(Saved data entries)
⟨

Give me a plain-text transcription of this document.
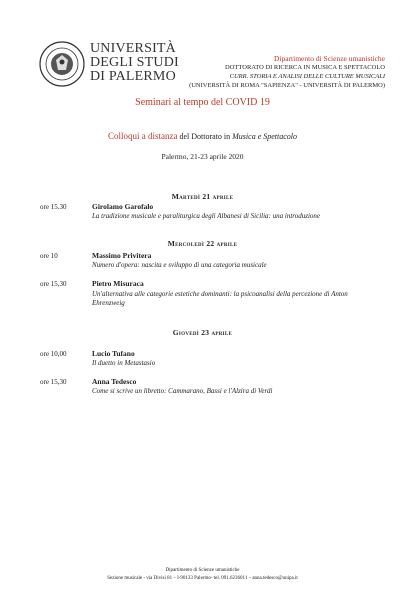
UNIVERSITÀ
DEGLI STUDI
DI PALERMO
Dipartimento di Scienze umanistiche
DOTTORATO DI RICERCA IN MUSICA E SPETTACOLO
CURR. STORIA E ANALISI DELLE CULTURE MUSICALI
(UNIVERSITÀ DI ROMA "SAPIENZA" - UNIVERSITÀ DI PALERMO)
Seminari al tempo del COVID 19
Colloqui a distanza del Dottorato in Musica e Spettacolo
Palermo, 21-23 aprile 2020
Martedì 21 aprile
ore 15.30	Girolamo Garofalo
La tradizione musicale e paraliturgica degli Albanesi di Sicilia: una introduzione
Mercoledì 22 aprile
ore 10	Massimo Privitera
Numero d'opera: nascita e sviluppo di una categoria musicale
ore 15,30	Pietro Misuraca
Un'alternativa alle categorie estetiche dominanti: la psicoanalisi della percezione di Anton Ehrenzweig
Giovedì 23 aprile
ore 10,00	Lucio Tufano
Il duetto in Metastasio
ore 15,30	Anna Tedesco
Come si scrive un libretto: Cammarano, Bassi e l'Alzira di Verdi
Dipartimento di Scienze umanistiche
Sezione musicale - via Divisi 81 – I-90133 Palermo- tel. 091.6236011 – anna.tedesco@unipa.it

⟩

**YOUR GOAL**:
Set down the material exactly, every line of it, except for the pictures.

**EXPECTED ANSWER**:
Give me a plain-text transcription of this document.
UNIVERSITÀ
DEGLI STUDI
DI PALERMO
Dipartimento di Scienze umanistiche
DOTTORATO DI RICERCA IN MUSICA E SPETTACOLO
CURR. STORIA E ANALISI DELLE CULTURE MUSICALI
(UNIVERSITÀ DI ROMA "SAPIENZA" - UNIVERSITÀ DI PALERMO)
Seminari al tempo del COVID 19
Colloqui a distanza del Dottorato in Musica e Spettacolo
Palermo, 21-23 aprile 2020
Martedì 21 aprile
ore 15.30	Girolamo Garofalo
La tradizione musicale e paraliturgica degli Albanesi di Sicilia: una introduzione
Mercoledì 22 aprile
ore 10	Massimo Privitera
Numero d'opera: nascita e sviluppo di una categoria musicale
ore 15,30	Pietro Misuraca
Un'alternativa alle categorie estetiche dominanti: la psicoanalisi della percezione di Anton Ehrenzweig
Giovedì 23 aprile
ore 10,00	Lucio Tufano
Il duetto in Metastasio
ore 15,30	Anna Tedesco
Come si scrive un libretto: Cammarano, Bassi e l'Alzira di Verdi
Dipartimento di Scienze umanistiche
Sezione musicale - via Divisi 81 – I-90133 Palermo- tel. 091.6236011 – anna.tedesco@unipa.it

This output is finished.